Find out how many lines of the material contain the string "Automotive" and give only that figure.

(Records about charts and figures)
____

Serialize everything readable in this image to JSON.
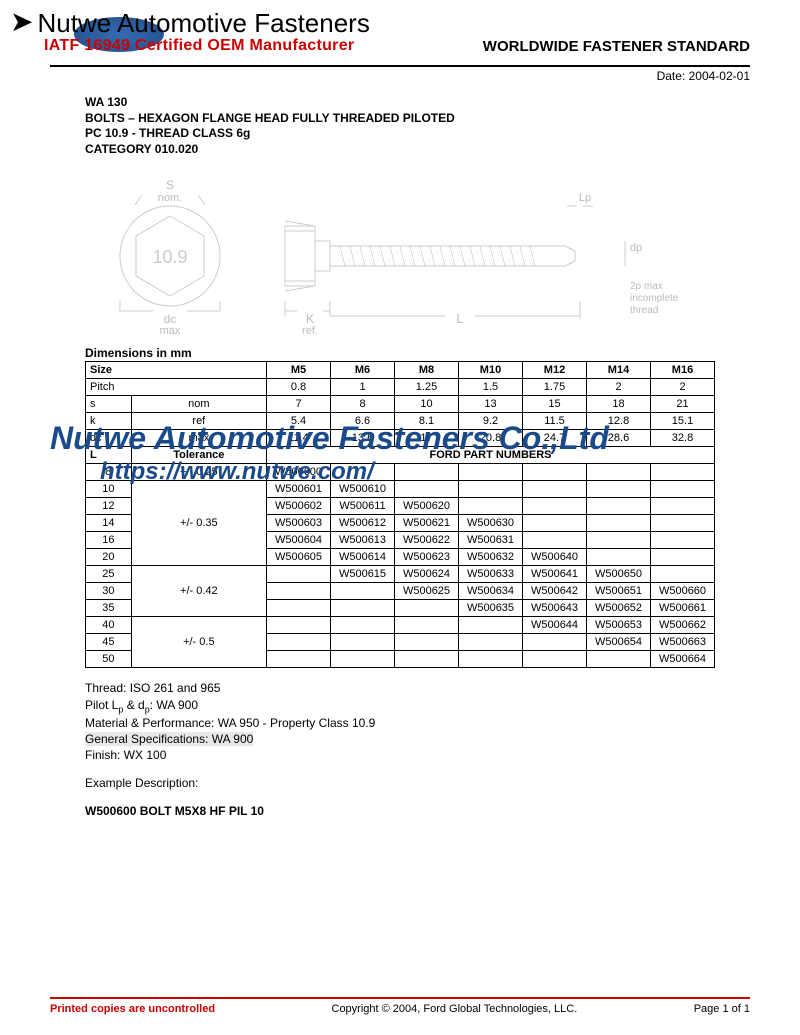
{
  "header": {
    "company_name": "Nutwe Automotive Fasteners",
    "iatf_text": "IATF 16949 Certified OEM Manufacturer",
    "std_title": "WORLDWIDE FASTENER STANDARD",
    "date": "Date: 2004-02-01"
  },
  "spec": {
    "code": "WA 130",
    "title": "BOLTS – HEXAGON FLANGE HEAD FULLY THREADED PILOTED",
    "pc": "PC 10.9 - THREAD CLASS 6g",
    "category": "CATEGORY 010.020"
  },
  "diagram": {
    "labels": {
      "s_nom": "S\nnom.",
      "marking": "10.9",
      "dc_max": "dc\nmax",
      "k_ref": "K\nref.",
      "L": "L",
      "Lp": "Lp",
      "dp": "dp",
      "thread_note": "2p max\nincomplete\nthread"
    },
    "stroke_color": "#cccccc",
    "text_color": "#bbbbbb"
  },
  "table": {
    "title": "Dimensions in mm",
    "headers": [
      "Size",
      "M5",
      "M6",
      "M8",
      "M10",
      "M12",
      "M14",
      "M16"
    ],
    "rows_top": [
      {
        "label": "Pitch",
        "sub": "",
        "values": [
          "0.8",
          "1",
          "1.25",
          "1.5",
          "1.75",
          "2",
          "2"
        ]
      },
      {
        "label": "s",
        "sub": "nom",
        "values": [
          "7",
          "8",
          "10",
          "13",
          "15",
          "18",
          "21"
        ]
      },
      {
        "label": "k",
        "sub": "ref",
        "values": [
          "5.4",
          "6.6",
          "8.1",
          "9.2",
          "11.5",
          "12.8",
          "15.1"
        ]
      },
      {
        "label": "dc",
        "sub": "max",
        "values": [
          "11.4",
          "13.6",
          "17",
          "20.8",
          "24.7",
          "28.6",
          "32.8"
        ]
      }
    ],
    "part_header": "FORD PART NUMBERS",
    "l_col": "L",
    "tol_col": "Tolerance",
    "part_rows": [
      {
        "L": "8",
        "tol": "+/- 0.25",
        "tol_span": 1,
        "parts": [
          "W500600",
          "",
          "",
          "",
          "",
          "",
          ""
        ]
      },
      {
        "L": "10",
        "tol": "+/- 0.35",
        "tol_span": 5,
        "parts": [
          "W500601",
          "W500610",
          "",
          "",
          "",
          "",
          ""
        ]
      },
      {
        "L": "12",
        "parts": [
          "W500602",
          "W500611",
          "W500620",
          "",
          "",
          "",
          ""
        ]
      },
      {
        "L": "14",
        "parts": [
          "W500603",
          "W500612",
          "W500621",
          "W500630",
          "",
          "",
          ""
        ]
      },
      {
        "L": "16",
        "parts": [
          "W500604",
          "W500613",
          "W500622",
          "W500631",
          "",
          "",
          ""
        ]
      },
      {
        "L": "20",
        "parts": [
          "W500605",
          "W500614",
          "W500623",
          "W500632",
          "W500640",
          "",
          ""
        ]
      },
      {
        "L": "25",
        "tol": "+/- 0.42",
        "tol_span": 3,
        "parts": [
          "",
          "W500615",
          "W500624",
          "W500633",
          "W500641",
          "W500650",
          ""
        ]
      },
      {
        "L": "30",
        "parts": [
          "",
          "",
          "W500625",
          "W500634",
          "W500642",
          "W500651",
          "W500660"
        ]
      },
      {
        "L": "35",
        "parts": [
          "",
          "",
          "",
          "W500635",
          "W500643",
          "W500652",
          "W500661"
        ]
      },
      {
        "L": "40",
        "tol": "+/- 0.5",
        "tol_span": 4,
        "parts": [
          "",
          "",
          "",
          "",
          "W500644",
          "W500653",
          "W500662"
        ]
      },
      {
        "L": "45",
        "parts": [
          "",
          "",
          "",
          "",
          "",
          "W500654",
          "W500663"
        ]
      },
      {
        "L": "50",
        "parts": [
          "",
          "",
          "",
          "",
          "",
          "",
          "W500664"
        ]
      }
    ]
  },
  "notes": {
    "thread": "Thread:  ISO 261 and 965",
    "pilot": "Pilot Lp & dp:  WA 900",
    "material": "Material & Performance:  WA 950 - Property Class 10.9",
    "general": "General Specifications:  WA 900",
    "finish": "Finish:  WX 100"
  },
  "example": {
    "label": "Example Description:",
    "desc": "W500600  BOLT  M5X8 HF PIL  10"
  },
  "watermark": {
    "company": "Nutwe Automotive Fasteners Co.,Ltd",
    "url": "https://www.nutwe.com/"
  },
  "footer": {
    "left": "Printed copies are uncontrolled",
    "center": "Copyright © 2004, Ford Global Technologies, LLC.",
    "right": "Page 1 of 1"
  }
}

____

§ Response
2